Copy, from the entries below, each line where the word "Dette" can be found.

^^^^^^^^^^^^^^^^

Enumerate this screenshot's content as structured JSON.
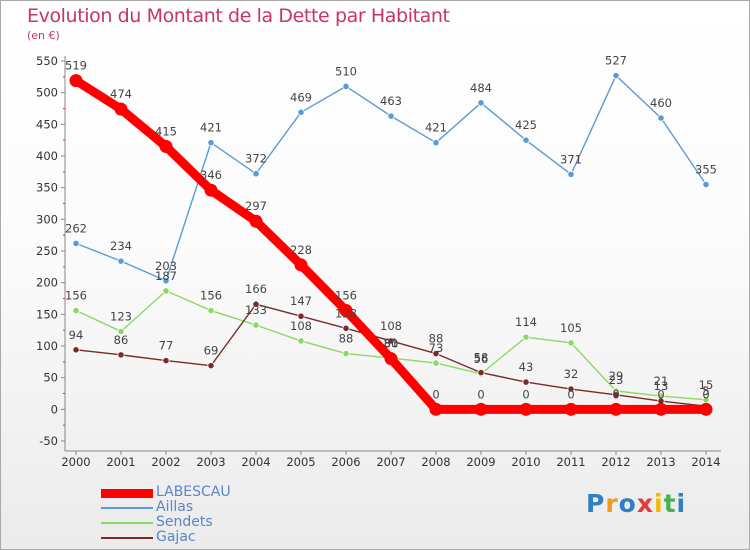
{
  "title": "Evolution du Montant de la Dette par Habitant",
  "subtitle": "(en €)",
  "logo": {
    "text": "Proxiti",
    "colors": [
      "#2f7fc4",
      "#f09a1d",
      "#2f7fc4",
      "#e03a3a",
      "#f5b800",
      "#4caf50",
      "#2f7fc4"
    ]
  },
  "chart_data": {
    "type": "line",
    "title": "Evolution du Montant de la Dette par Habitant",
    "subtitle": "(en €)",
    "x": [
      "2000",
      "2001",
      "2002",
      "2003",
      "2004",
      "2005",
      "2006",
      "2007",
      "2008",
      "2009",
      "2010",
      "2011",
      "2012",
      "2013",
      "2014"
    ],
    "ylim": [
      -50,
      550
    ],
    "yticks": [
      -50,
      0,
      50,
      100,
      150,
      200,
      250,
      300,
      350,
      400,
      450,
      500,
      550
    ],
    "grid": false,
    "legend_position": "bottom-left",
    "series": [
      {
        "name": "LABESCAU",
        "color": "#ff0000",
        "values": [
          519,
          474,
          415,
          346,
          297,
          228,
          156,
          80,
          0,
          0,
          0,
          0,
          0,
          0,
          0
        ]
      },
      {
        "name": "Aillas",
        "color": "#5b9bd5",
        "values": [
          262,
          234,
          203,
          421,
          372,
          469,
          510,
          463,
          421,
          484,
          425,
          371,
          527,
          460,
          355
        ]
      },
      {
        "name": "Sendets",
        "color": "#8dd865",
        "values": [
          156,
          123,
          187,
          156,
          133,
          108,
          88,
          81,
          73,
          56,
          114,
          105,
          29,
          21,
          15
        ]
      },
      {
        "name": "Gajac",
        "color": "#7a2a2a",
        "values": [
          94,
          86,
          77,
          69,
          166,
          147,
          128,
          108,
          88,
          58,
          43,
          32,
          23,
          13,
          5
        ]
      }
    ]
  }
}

^^^^^^^^^^^^^^^^

**The result**
  "title": "Evolution du Montant de la Dette par Habitant",
    "title": "Evolution du Montant de la Dette par Habitant",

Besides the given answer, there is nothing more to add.